▸ **What is being asked**: Note each line that includes the word "balansu". Copy those lines.

▸ **Supplied records**:
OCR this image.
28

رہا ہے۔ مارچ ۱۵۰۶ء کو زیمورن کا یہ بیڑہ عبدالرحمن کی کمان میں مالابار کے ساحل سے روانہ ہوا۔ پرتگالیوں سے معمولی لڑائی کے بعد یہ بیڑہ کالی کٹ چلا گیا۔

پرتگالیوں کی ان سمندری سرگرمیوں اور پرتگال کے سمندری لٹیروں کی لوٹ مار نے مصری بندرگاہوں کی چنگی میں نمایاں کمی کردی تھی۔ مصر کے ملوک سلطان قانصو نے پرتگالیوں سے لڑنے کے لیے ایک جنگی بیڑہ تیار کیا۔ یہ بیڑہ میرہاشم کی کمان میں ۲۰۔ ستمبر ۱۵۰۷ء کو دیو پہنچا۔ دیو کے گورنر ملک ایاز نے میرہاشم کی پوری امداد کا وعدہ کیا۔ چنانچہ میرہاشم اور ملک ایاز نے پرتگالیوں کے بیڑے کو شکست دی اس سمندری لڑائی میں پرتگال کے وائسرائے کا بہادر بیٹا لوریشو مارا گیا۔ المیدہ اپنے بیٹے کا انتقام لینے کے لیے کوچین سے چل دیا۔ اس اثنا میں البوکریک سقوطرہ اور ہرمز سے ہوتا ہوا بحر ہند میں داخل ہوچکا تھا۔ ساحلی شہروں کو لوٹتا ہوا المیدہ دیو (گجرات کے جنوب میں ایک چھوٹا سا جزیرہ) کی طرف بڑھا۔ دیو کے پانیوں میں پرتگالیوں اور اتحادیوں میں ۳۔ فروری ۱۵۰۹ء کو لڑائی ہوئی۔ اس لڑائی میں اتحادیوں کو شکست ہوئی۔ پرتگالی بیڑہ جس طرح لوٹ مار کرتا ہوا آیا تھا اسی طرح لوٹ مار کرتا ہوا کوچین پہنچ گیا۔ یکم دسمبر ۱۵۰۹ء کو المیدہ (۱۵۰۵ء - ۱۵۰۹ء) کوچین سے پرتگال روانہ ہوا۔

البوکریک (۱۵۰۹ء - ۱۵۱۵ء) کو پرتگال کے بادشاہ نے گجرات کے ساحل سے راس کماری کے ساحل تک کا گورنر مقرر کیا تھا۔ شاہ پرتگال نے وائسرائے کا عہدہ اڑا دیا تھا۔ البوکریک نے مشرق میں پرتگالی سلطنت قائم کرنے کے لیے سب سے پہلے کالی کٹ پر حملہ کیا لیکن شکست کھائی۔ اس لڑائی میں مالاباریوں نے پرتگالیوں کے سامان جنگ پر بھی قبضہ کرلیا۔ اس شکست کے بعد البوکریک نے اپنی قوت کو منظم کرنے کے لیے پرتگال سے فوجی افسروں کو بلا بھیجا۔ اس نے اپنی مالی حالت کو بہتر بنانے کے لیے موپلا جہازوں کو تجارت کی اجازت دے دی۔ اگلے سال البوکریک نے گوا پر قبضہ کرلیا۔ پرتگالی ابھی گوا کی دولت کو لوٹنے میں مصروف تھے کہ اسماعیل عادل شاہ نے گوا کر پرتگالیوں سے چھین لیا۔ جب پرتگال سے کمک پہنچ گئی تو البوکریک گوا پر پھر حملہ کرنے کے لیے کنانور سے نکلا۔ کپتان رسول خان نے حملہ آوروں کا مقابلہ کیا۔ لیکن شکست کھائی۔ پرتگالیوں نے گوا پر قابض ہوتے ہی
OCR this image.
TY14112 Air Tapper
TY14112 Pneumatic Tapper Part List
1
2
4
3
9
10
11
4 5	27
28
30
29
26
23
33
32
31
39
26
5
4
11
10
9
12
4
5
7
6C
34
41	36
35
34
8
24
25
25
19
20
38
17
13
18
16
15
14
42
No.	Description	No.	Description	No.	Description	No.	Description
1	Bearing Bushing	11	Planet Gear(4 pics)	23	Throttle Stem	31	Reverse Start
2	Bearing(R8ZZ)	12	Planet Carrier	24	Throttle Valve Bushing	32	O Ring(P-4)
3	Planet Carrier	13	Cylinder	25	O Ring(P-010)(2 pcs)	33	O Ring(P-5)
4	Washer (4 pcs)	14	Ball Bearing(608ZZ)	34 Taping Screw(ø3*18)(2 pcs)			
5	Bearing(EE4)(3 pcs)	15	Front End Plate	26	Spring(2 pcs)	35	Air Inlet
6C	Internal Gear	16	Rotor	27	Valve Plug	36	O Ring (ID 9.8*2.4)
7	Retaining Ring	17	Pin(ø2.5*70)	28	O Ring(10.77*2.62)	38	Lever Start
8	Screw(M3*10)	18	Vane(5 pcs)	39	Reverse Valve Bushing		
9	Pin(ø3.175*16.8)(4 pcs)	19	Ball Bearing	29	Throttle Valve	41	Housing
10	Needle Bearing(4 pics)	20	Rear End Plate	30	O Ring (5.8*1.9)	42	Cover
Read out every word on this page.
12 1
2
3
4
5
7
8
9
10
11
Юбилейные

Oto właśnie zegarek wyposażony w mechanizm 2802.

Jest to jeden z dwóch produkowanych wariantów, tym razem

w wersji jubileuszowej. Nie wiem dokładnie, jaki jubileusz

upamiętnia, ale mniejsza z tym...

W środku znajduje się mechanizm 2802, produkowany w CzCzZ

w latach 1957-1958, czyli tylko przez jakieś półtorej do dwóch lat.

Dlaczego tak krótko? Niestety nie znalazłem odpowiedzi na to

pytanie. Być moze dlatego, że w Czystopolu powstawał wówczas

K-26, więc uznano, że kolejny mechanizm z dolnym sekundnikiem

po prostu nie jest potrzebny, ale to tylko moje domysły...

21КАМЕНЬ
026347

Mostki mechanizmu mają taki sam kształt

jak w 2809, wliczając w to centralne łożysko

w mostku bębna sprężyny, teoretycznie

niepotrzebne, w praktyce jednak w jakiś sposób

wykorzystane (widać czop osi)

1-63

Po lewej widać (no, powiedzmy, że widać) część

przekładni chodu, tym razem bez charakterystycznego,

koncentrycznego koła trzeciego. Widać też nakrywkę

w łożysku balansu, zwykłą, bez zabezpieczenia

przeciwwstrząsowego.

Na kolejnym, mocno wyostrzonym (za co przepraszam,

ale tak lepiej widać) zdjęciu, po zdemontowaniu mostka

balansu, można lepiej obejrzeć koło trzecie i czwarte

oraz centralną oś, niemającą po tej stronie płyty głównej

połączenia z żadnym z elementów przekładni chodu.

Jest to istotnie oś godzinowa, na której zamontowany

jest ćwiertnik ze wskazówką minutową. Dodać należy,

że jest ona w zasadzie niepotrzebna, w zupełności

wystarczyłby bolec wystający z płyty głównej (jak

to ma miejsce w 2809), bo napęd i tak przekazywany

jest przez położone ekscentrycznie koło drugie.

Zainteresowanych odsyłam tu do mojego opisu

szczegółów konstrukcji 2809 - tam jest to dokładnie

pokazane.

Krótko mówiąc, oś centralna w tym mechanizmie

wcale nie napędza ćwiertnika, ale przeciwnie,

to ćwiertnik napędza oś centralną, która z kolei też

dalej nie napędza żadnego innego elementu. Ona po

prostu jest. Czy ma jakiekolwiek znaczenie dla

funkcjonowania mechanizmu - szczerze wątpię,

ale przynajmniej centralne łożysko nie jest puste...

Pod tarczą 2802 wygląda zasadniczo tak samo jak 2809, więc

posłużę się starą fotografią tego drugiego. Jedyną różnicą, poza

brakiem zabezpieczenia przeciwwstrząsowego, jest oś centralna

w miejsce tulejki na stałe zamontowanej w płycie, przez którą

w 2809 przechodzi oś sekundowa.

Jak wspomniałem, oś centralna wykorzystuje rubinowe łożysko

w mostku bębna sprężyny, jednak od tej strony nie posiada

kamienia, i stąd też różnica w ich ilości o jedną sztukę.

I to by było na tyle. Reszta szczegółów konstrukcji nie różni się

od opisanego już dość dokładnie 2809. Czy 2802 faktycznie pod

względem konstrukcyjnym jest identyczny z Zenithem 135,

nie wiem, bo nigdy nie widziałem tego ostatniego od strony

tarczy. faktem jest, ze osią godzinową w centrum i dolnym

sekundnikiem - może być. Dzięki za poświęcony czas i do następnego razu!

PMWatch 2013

▸ **The response**:
w łożysku balansu, zwykłą, bez zabezpieczenia
balansu, można lepiej obejrzeć koło trzecie i czwarte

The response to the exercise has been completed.